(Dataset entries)
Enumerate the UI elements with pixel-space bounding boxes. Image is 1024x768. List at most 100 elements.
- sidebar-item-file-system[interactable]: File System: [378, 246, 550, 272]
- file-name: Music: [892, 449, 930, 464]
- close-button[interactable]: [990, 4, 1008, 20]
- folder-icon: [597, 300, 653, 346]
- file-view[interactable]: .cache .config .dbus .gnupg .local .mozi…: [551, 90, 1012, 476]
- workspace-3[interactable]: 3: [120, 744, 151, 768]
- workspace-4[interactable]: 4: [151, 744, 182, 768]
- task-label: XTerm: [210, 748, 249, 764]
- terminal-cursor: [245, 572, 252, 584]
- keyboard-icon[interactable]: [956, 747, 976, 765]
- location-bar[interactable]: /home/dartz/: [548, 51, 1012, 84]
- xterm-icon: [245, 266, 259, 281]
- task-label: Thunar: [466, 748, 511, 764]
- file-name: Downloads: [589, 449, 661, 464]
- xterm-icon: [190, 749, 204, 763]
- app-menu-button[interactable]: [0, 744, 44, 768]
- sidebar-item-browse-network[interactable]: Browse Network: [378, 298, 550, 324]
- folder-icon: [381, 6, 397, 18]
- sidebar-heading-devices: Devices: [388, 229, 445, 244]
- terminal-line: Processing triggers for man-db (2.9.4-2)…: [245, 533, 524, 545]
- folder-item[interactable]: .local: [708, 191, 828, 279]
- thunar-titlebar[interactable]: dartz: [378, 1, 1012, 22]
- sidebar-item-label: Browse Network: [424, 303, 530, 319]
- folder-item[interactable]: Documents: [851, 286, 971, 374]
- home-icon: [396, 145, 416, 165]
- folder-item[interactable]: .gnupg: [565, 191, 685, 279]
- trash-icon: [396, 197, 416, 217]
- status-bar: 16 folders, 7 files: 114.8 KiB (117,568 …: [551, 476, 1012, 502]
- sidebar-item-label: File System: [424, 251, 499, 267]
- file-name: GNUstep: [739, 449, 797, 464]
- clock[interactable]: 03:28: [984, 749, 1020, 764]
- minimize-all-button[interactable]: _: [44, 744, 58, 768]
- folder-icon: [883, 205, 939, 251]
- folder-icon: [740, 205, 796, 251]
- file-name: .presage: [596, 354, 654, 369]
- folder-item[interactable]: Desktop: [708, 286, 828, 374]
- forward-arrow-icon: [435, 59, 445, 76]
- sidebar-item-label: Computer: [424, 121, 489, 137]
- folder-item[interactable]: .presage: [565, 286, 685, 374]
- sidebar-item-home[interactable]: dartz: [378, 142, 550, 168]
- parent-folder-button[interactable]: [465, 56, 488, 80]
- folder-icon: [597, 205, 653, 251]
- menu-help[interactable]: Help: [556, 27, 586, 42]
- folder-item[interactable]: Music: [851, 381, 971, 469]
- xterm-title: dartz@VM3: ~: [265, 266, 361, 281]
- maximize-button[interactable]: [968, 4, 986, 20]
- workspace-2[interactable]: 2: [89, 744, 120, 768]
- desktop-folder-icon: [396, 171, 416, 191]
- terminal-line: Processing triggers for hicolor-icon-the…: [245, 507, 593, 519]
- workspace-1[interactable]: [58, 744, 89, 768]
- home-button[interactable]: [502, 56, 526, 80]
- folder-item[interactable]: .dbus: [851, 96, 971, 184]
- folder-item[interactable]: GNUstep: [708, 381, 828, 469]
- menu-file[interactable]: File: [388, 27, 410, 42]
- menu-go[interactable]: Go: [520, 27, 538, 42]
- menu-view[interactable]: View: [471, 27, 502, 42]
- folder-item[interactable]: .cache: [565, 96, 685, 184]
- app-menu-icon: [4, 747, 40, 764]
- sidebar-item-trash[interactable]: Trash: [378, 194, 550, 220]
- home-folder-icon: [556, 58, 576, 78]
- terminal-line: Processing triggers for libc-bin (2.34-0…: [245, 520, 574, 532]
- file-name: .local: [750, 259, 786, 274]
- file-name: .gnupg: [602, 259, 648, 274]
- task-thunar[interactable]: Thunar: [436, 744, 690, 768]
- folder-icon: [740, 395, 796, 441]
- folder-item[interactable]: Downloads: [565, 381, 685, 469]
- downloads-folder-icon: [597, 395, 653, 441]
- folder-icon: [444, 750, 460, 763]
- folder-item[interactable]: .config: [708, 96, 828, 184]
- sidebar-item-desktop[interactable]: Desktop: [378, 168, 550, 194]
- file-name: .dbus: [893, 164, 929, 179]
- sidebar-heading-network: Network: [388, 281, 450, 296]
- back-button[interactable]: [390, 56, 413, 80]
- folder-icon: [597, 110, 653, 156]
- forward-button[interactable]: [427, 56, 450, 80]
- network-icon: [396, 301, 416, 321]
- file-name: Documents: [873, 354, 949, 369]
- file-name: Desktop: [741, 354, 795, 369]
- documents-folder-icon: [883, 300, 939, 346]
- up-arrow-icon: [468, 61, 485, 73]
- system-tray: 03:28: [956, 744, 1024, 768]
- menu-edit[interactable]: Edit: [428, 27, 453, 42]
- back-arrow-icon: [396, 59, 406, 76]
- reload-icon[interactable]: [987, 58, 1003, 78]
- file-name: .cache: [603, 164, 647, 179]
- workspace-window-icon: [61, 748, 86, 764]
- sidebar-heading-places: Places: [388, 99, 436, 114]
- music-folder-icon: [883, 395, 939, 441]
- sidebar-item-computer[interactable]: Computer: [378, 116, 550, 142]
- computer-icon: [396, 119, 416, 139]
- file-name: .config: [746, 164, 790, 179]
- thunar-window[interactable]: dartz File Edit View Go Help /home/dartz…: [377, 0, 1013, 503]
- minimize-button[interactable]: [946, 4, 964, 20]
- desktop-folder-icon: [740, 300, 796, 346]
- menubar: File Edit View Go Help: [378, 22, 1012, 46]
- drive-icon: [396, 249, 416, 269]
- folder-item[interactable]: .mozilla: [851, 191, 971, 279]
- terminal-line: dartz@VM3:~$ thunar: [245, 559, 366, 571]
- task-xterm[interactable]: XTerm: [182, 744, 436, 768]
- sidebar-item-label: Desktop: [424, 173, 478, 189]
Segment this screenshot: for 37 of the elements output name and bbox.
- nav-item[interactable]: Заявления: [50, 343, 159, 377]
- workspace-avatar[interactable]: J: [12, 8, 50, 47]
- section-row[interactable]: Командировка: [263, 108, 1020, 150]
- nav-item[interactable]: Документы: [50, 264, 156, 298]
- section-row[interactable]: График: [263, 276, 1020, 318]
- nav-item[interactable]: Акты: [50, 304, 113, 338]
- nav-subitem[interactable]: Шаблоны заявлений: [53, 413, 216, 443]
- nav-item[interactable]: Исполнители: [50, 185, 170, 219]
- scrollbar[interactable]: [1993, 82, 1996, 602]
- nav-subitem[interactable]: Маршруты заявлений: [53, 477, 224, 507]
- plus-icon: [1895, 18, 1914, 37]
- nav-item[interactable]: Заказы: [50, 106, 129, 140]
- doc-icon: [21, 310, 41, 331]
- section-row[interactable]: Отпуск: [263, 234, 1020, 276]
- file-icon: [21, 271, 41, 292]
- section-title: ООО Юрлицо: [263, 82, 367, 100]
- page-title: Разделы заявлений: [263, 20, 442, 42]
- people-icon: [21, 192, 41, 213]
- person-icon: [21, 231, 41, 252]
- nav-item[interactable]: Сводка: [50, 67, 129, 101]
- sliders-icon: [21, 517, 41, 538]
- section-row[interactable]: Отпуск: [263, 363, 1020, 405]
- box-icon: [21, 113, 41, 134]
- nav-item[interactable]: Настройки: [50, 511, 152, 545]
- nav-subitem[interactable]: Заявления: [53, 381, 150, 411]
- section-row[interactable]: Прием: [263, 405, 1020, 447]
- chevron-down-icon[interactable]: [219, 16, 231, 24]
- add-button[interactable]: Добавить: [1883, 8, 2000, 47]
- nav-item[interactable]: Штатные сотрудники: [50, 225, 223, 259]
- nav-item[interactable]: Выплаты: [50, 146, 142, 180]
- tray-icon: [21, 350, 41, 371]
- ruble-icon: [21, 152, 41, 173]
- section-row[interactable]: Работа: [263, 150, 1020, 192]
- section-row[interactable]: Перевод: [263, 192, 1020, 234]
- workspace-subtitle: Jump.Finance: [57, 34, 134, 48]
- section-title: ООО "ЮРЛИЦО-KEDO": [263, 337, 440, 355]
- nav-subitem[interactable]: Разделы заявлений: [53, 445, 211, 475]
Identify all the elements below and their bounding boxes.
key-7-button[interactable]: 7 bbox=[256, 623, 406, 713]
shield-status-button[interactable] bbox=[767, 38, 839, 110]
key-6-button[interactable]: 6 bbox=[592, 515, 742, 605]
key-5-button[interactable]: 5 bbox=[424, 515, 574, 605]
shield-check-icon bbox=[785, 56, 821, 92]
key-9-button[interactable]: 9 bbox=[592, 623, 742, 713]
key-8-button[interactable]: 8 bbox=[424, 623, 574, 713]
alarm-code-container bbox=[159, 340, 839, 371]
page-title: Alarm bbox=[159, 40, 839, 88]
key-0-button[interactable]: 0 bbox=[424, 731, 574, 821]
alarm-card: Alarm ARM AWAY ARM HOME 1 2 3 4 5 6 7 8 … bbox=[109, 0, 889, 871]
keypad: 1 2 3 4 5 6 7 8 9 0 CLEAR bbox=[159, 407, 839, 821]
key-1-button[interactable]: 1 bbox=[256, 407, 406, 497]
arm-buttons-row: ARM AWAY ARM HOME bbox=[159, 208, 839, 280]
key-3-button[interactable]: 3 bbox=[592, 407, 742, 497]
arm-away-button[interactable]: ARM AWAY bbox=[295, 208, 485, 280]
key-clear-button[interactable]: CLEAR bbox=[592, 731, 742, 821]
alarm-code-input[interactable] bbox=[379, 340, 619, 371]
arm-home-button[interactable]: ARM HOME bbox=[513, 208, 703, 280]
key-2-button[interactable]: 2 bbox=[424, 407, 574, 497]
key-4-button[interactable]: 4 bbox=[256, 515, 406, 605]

#### DIRECTIONS:
Reproduce word for word the lines above, from the first one through the line containing "- folder-item[interactable]: .local: [708, 191, 828, 279]", including that line.

#### COMPLETED TASK:
Enumerate the UI elements with pixel-space bounding boxes. Image is 1024x768. List at most 100 elements.
- sidebar-item-file-system[interactable]: File System: [378, 246, 550, 272]
- file-name: Music: [892, 449, 930, 464]
- close-button[interactable]: [990, 4, 1008, 20]
- folder-icon: [597, 300, 653, 346]
- file-view[interactable]: .cache .config .dbus .gnupg .local .mozi…: [551, 90, 1012, 476]
- workspace-3[interactable]: 3: [120, 744, 151, 768]
- workspace-4[interactable]: 4: [151, 744, 182, 768]
- task-label: XTerm: [210, 748, 249, 764]
- terminal-cursor: [245, 572, 252, 584]
- keyboard-icon[interactable]: [956, 747, 976, 765]
- location-bar[interactable]: /home/dartz/: [548, 51, 1012, 84]
- xterm-icon: [245, 266, 259, 281]
- task-label: Thunar: [466, 748, 511, 764]
- file-name: Downloads: [589, 449, 661, 464]
- xterm-icon: [190, 749, 204, 763]
- app-menu-button[interactable]: [0, 744, 44, 768]
- sidebar-item-browse-network[interactable]: Browse Network: [378, 298, 550, 324]
- folder-icon: [381, 6, 397, 18]
- sidebar-heading-devices: Devices: [388, 229, 445, 244]
- terminal-line: Processing triggers for man-db (2.9.4-2)…: [245, 533, 524, 545]
- folder-item[interactable]: .local: [708, 191, 828, 279]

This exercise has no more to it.